**Aim:** Identify all lines in the data containing the string "color". Copy them out.

[start]

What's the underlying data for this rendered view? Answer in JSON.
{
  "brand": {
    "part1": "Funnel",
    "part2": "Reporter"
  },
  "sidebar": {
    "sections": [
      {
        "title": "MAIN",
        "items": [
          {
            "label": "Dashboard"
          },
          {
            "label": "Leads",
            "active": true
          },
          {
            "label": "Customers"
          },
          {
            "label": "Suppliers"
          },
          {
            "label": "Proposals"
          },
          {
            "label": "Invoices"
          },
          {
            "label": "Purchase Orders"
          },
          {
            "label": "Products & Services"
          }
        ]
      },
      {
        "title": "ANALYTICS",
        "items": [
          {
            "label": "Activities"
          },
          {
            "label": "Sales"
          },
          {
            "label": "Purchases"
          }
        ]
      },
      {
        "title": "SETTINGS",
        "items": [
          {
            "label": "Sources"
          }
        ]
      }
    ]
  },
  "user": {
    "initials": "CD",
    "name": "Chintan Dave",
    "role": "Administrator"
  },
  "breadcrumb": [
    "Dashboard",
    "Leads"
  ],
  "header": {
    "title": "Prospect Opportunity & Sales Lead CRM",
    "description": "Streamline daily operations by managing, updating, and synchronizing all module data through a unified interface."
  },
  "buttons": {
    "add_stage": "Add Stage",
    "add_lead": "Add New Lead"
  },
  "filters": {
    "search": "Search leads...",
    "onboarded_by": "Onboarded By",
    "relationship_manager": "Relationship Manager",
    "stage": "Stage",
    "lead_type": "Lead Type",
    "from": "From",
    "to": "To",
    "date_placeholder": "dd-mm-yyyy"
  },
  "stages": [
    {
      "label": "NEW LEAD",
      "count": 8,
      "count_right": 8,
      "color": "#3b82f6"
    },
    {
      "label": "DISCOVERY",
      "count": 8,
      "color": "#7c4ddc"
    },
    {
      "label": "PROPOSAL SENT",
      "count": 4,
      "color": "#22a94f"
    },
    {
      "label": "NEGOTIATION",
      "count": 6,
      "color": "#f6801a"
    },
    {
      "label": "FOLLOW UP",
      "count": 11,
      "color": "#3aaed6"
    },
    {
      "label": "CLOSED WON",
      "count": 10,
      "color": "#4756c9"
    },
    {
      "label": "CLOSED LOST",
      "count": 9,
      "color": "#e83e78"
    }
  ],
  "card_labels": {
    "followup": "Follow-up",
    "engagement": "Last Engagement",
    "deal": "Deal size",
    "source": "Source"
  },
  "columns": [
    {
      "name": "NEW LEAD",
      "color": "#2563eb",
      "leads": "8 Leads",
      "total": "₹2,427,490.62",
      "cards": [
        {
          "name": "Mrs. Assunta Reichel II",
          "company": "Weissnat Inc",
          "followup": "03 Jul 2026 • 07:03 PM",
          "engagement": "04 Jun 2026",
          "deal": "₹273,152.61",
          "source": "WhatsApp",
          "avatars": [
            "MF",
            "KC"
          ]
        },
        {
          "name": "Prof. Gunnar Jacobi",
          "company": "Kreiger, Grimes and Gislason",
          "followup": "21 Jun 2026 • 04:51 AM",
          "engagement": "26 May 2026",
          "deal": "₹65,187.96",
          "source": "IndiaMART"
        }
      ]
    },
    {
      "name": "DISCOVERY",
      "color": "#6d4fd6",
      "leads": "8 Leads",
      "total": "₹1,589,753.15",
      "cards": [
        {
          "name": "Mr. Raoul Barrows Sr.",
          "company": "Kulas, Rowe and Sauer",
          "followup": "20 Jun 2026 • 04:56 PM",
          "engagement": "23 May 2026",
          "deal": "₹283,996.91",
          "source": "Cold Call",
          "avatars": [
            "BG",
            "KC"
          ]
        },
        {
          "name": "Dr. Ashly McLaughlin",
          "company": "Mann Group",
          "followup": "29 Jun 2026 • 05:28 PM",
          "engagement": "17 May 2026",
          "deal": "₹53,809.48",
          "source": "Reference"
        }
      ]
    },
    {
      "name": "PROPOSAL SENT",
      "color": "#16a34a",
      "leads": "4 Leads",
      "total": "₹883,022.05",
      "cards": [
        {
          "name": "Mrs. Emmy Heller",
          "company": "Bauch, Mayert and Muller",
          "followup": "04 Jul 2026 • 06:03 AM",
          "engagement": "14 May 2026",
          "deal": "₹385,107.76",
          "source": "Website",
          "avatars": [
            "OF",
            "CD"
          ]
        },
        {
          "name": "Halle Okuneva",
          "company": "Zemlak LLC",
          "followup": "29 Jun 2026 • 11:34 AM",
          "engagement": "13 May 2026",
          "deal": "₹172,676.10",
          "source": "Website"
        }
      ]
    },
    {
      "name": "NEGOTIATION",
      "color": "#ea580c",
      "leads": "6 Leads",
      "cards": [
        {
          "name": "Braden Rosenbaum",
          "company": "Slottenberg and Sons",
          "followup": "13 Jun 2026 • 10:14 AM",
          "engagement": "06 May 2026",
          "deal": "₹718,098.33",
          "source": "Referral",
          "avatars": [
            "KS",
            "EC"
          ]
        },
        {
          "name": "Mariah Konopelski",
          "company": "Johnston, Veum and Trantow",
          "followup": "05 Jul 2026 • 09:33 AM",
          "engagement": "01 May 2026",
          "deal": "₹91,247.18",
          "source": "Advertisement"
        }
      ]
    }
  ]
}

[end]

**Response:**
      "color": "#3b82f6"
      "color": "#7c4ddc"
      "color": "#22a94f"
      "color": "#f6801a"
      "color": "#3aaed6"
      "color": "#4756c9"
      "color": "#e83e78"
      "color": "#2563eb",
      "color": "#6d4fd6",
      "color": "#16a34a",
      "color": "#ea580c",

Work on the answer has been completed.